▶ [Materials provided]:
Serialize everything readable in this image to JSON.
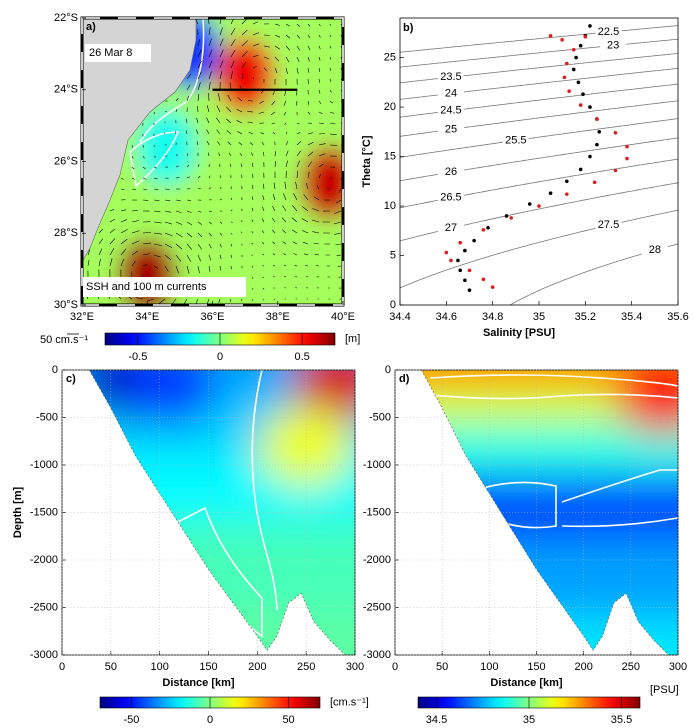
{
  "chart_data": [
    {
      "type": "map",
      "panel_label": "a)",
      "date_label": "26 Mar 8",
      "annotation": "SSH and 100 m currents",
      "xlim": [
        32,
        40
      ],
      "xticks": [
        {
          "value": 32,
          "label": "32°E"
        },
        {
          "value": 34,
          "label": "34°E"
        },
        {
          "value": 36,
          "label": "36°E"
        },
        {
          "value": 38,
          "label": "38°E"
        },
        {
          "value": 40,
          "label": "40°E"
        }
      ],
      "ylim": [
        -30,
        -22
      ],
      "yticks": [
        {
          "value": -30,
          "label": "30°S"
        },
        {
          "value": -28,
          "label": "28°S"
        },
        {
          "value": -26,
          "label": "26°S"
        },
        {
          "value": -24,
          "label": "24°S"
        },
        {
          "value": -22,
          "label": "22°S"
        }
      ],
      "background_ssh": 0.05,
      "eddies": [
        {
          "lon": 37,
          "lat": -23.6,
          "ssh": 0.55
        },
        {
          "lon": 39.6,
          "lat": -26.6,
          "ssh": 0.6
        },
        {
          "lon": 34,
          "lat": -29.2,
          "ssh": 0.65
        },
        {
          "lon": 35.3,
          "lat": -22.9,
          "ssh": -0.45
        },
        {
          "lon": 34.6,
          "lat": -25.6,
          "ssh": -0.15
        }
      ],
      "section": {
        "lon": [
          36,
          38.6
        ],
        "lat": -24
      },
      "colorbar": {
        "label": "[m]",
        "lim": [
          -0.7,
          0.7
        ],
        "ticks": [
          -0.5,
          0,
          0.5
        ]
      },
      "vector_scale_label": "50 cm.s⁻¹"
    },
    {
      "type": "scatter",
      "panel_label": "b)",
      "x_label": "Salinity [PSU]",
      "y_label": "Theta [°C]",
      "xlim": [
        34.4,
        35.6
      ],
      "xticks": [
        34.4,
        34.6,
        34.8,
        35,
        35.2,
        35.4,
        35.6
      ],
      "ylim": [
        0,
        29
      ],
      "yticks": [
        0,
        5,
        10,
        15,
        20,
        25
      ],
      "contours": [
        22.5,
        23,
        23.5,
        24,
        24.5,
        25,
        25.5,
        26,
        26.5,
        27,
        27.5,
        28
      ],
      "series": [
        {
          "color": "#000000",
          "x": [
            34.7,
            34.68,
            34.66,
            34.65,
            34.68,
            34.72,
            34.78,
            34.86,
            34.96,
            35.05,
            35.12,
            35.18,
            35.22,
            35.25,
            35.26,
            35.25,
            35.22,
            35.19,
            35.17,
            35.15,
            35.16,
            35.18,
            35.2,
            35.22
          ],
          "y": [
            1.5,
            2.5,
            3.5,
            4.5,
            5.5,
            6.5,
            7.8,
            9,
            10.2,
            11.3,
            12.5,
            13.7,
            15,
            16.2,
            17.5,
            18.8,
            20,
            21.3,
            22.5,
            23.8,
            25,
            26.2,
            27.2,
            28.2
          ]
        },
        {
          "color": "#e41a1c",
          "x": [
            34.8,
            34.76,
            34.7,
            34.62,
            34.6,
            34.66,
            34.76,
            34.88,
            35.0,
            35.12,
            35.24,
            35.33,
            35.38,
            35.38,
            35.33,
            35.25,
            35.18,
            35.13,
            35.11,
            35.12,
            35.15,
            35.1,
            35.05,
            35.2
          ],
          "y": [
            1.8,
            2.6,
            3.5,
            4.5,
            5.3,
            6.3,
            7.6,
            8.8,
            10,
            11.2,
            12.4,
            13.6,
            14.8,
            16,
            17.4,
            18.8,
            20.2,
            21.6,
            23,
            24.4,
            25.8,
            26.8,
            27.2,
            27.1
          ]
        }
      ]
    },
    {
      "type": "section",
      "panel_label": "c)",
      "x_label": "Distance [km]",
      "y_label": "Depth [m]",
      "grid": true,
      "xlim": [
        0,
        300
      ],
      "xticks": [
        0,
        50,
        100,
        150,
        200,
        250,
        300
      ],
      "ylim": [
        -3000,
        0
      ],
      "yticks": [
        -3000,
        -2500,
        -2000,
        -1500,
        -1000,
        -500,
        0
      ],
      "bottom": {
        "distance": [
          28,
          50,
          75,
          100,
          125,
          150,
          175,
          200,
          210,
          220,
          232,
          245,
          258,
          275,
          290,
          300
        ],
        "depth": [
          0,
          -400,
          -900,
          -1300,
          -1700,
          -2100,
          -2450,
          -2800,
          -2950,
          -2800,
          -2450,
          -2350,
          -2650,
          -2850,
          -3000,
          -3000
        ]
      },
      "layers": [
        {
          "depth": 0,
          "value": -30
        },
        {
          "depth": -600,
          "value": -24
        },
        {
          "depth": -1200,
          "value": -18
        },
        {
          "depth": -2000,
          "value": -8
        },
        {
          "depth": -3000,
          "value": -5
        }
      ],
      "cores": [
        {
          "distance": 65,
          "depth": -100,
          "value": -62
        },
        {
          "distance": 110,
          "depth": -150,
          "value": -45
        },
        {
          "distance": 285,
          "depth": -100,
          "value": 58
        },
        {
          "distance": 250,
          "depth": -800,
          "value": 15
        }
      ],
      "colorbar": {
        "label": "[cm.s⁻¹]",
        "lim": [
          -70,
          70
        ],
        "ticks": [
          -50,
          0,
          50
        ]
      }
    },
    {
      "type": "section",
      "panel_label": "d)",
      "x_label": "Distance [km]",
      "grid": true,
      "xlim": [
        0,
        300
      ],
      "xticks": [
        0,
        50,
        100,
        150,
        200,
        250,
        300
      ],
      "ylim": [
        -3000,
        0
      ],
      "yticks": [
        -3000,
        -2500,
        -2000,
        -1500,
        -1000,
        -500,
        0
      ],
      "bottom": {
        "distance": [
          28,
          50,
          75,
          100,
          125,
          150,
          175,
          200,
          210,
          220,
          232,
          245,
          258,
          275,
          290,
          300
        ],
        "depth": [
          0,
          -400,
          -900,
          -1300,
          -1700,
          -2100,
          -2450,
          -2800,
          -2950,
          -2800,
          -2450,
          -2350,
          -2650,
          -2850,
          -3000,
          -3000
        ]
      },
      "layers": [
        {
          "depth": 0,
          "value": 35.28
        },
        {
          "depth": -350,
          "value": 35.1
        },
        {
          "depth": -800,
          "value": 34.88
        },
        {
          "depth": -1400,
          "value": 34.64
        },
        {
          "depth": -2200,
          "value": 34.74
        },
        {
          "depth": -3000,
          "value": 34.82
        }
      ],
      "cores": [
        {
          "distance": 285,
          "depth": -250,
          "value": 35.45
        }
      ],
      "colorbar": {
        "label": "[PSU]",
        "lim": [
          34.4,
          35.6
        ],
        "ticks": [
          34.5,
          35,
          35.5
        ]
      }
    }
  ]
}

▶ [Set exercise]: Pictures are not part of the copy; output everything else in the records exactly.

▶ [Written answer]:
Serialize everything readable in this image to JSON.
{
  "chart_data": [
    {
      "type": "map",
      "panel_label": "a)",
      "date_label": "26 Mar 8",
      "annotation": "SSH and 100 m currents",
      "xlim": [
        32,
        40
      ],
      "xticks": [
        {
          "value": 32,
          "label": "32°E"
        },
        {
          "value": 34,
          "label": "34°E"
        },
        {
          "value": 36,
          "label": "36°E"
        },
        {
          "value": 38,
          "label": "38°E"
        },
        {
          "value": 40,
          "label": "40°E"
        }
      ],
      "ylim": [
        -30,
        -22
      ],
      "yticks": [
        {
          "value": -30,
          "label": "30°S"
        },
        {
          "value": -28,
          "label": "28°S"
        },
        {
          "value": -26,
          "label": "26°S"
        },
        {
          "value": -24,
          "label": "24°S"
        },
        {
          "value": -22,
          "label": "22°S"
        }
      ],
      "background_ssh": 0.05,
      "eddies": [
        {
          "lon": 37,
          "lat": -23.6,
          "ssh": 0.55
        },
        {
          "lon": 39.6,
          "lat": -26.6,
          "ssh": 0.6
        },
        {
          "lon": 34,
          "lat": -29.2,
          "ssh": 0.65
        },
        {
          "lon": 35.3,
          "lat": -22.9,
          "ssh": -0.45
        },
        {
          "lon": 34.6,
          "lat": -25.6,
          "ssh": -0.15
        }
      ],
      "section": {
        "lon": [
          36,
          38.6
        ],
        "lat": -24
      },
      "colorbar": {
        "label": "[m]",
        "lim": [
          -0.7,
          0.7
        ],
        "ticks": [
          -0.5,
          0,
          0.5
        ]
      },
      "vector_scale_label": "50 cm.s⁻¹"
    },
    {
      "type": "scatter",
      "panel_label": "b)",
      "x_label": "Salinity [PSU]",
      "y_label": "Theta [°C]",
      "xlim": [
        34.4,
        35.6
      ],
      "xticks": [
        34.4,
        34.6,
        34.8,
        35,
        35.2,
        35.4,
        35.6
      ],
      "ylim": [
        0,
        29
      ],
      "yticks": [
        0,
        5,
        10,
        15,
        20,
        25
      ],
      "contours": [
        22.5,
        23,
        23.5,
        24,
        24.5,
        25,
        25.5,
        26,
        26.5,
        27,
        27.5,
        28
      ],
      "series": [
        {
          "color": "#000000",
          "x": [
            34.7,
            34.68,
            34.66,
            34.65,
            34.68,
            34.72,
            34.78,
            34.86,
            34.96,
            35.05,
            35.12,
            35.18,
            35.22,
            35.25,
            35.26,
            35.25,
            35.22,
            35.19,
            35.17,
            35.15,
            35.16,
            35.18,
            35.2,
            35.22
          ],
          "y": [
            1.5,
            2.5,
            3.5,
            4.5,
            5.5,
            6.5,
            7.8,
            9,
            10.2,
            11.3,
            12.5,
            13.7,
            15,
            16.2,
            17.5,
            18.8,
            20,
            21.3,
            22.5,
            23.8,
            25,
            26.2,
            27.2,
            28.2
          ]
        },
        {
          "color": "#e41a1c",
          "x": [
            34.8,
            34.76,
            34.7,
            34.62,
            34.6,
            34.66,
            34.76,
            34.88,
            35.0,
            35.12,
            35.24,
            35.33,
            35.38,
            35.38,
            35.33,
            35.25,
            35.18,
            35.13,
            35.11,
            35.12,
            35.15,
            35.1,
            35.05,
            35.2
          ],
          "y": [
            1.8,
            2.6,
            3.5,
            4.5,
            5.3,
            6.3,
            7.6,
            8.8,
            10,
            11.2,
            12.4,
            13.6,
            14.8,
            16,
            17.4,
            18.8,
            20.2,
            21.6,
            23,
            24.4,
            25.8,
            26.8,
            27.2,
            27.1
          ]
        }
      ]
    },
    {
      "type": "section",
      "panel_label": "c)",
      "x_label": "Distance [km]",
      "y_label": "Depth [m]",
      "grid": true,
      "xlim": [
        0,
        300
      ],
      "xticks": [
        0,
        50,
        100,
        150,
        200,
        250,
        300
      ],
      "ylim": [
        -3000,
        0
      ],
      "yticks": [
        -3000,
        -2500,
        -2000,
        -1500,
        -1000,
        -500,
        0
      ],
      "bottom": {
        "distance": [
          28,
          50,
          75,
          100,
          125,
          150,
          175,
          200,
          210,
          220,
          232,
          245,
          258,
          275,
          290,
          300
        ],
        "depth": [
          0,
          -400,
          -900,
          -1300,
          -1700,
          -2100,
          -2450,
          -2800,
          -2950,
          -2800,
          -2450,
          -2350,
          -2650,
          -2850,
          -3000,
          -3000
        ]
      },
      "layers": [
        {
          "depth": 0,
          "value": -30
        },
        {
          "depth": -600,
          "value": -24
        },
        {
          "depth": -1200,
          "value": -18
        },
        {
          "depth": -2000,
          "value": -8
        },
        {
          "depth": -3000,
          "value": -5
        }
      ],
      "cores": [
        {
          "distance": 65,
          "depth": -100,
          "value": -62
        },
        {
          "distance": 110,
          "depth": -150,
          "value": -45
        },
        {
          "distance": 285,
          "depth": -100,
          "value": 58
        },
        {
          "distance": 250,
          "depth": -800,
          "value": 15
        }
      ],
      "colorbar": {
        "label": "[cm.s⁻¹]",
        "lim": [
          -70,
          70
        ],
        "ticks": [
          -50,
          0,
          50
        ]
      }
    },
    {
      "type": "section",
      "panel_label": "d)",
      "x_label": "Distance [km]",
      "grid": true,
      "xlim": [
        0,
        300
      ],
      "xticks": [
        0,
        50,
        100,
        150,
        200,
        250,
        300
      ],
      "ylim": [
        -3000,
        0
      ],
      "yticks": [
        -3000,
        -2500,
        -2000,
        -1500,
        -1000,
        -500,
        0
      ],
      "bottom": {
        "distance": [
          28,
          50,
          75,
          100,
          125,
          150,
          175,
          200,
          210,
          220,
          232,
          245,
          258,
          275,
          290,
          300
        ],
        "depth": [
          0,
          -400,
          -900,
          -1300,
          -1700,
          -2100,
          -2450,
          -2800,
          -2950,
          -2800,
          -2450,
          -2350,
          -2650,
          -2850,
          -3000,
          -3000
        ]
      },
      "layers": [
        {
          "depth": 0,
          "value": 35.28
        },
        {
          "depth": -350,
          "value": 35.1
        },
        {
          "depth": -800,
          "value": 34.88
        },
        {
          "depth": -1400,
          "value": 34.64
        },
        {
          "depth": -2200,
          "value": 34.74
        },
        {
          "depth": -3000,
          "value": 34.82
        }
      ],
      "cores": [
        {
          "distance": 285,
          "depth": -250,
          "value": 35.45
        }
      ],
      "colorbar": {
        "label": "[PSU]",
        "lim": [
          34.4,
          35.6
        ],
        "ticks": [
          34.5,
          35,
          35.5
        ]
      }
    }
  ]
}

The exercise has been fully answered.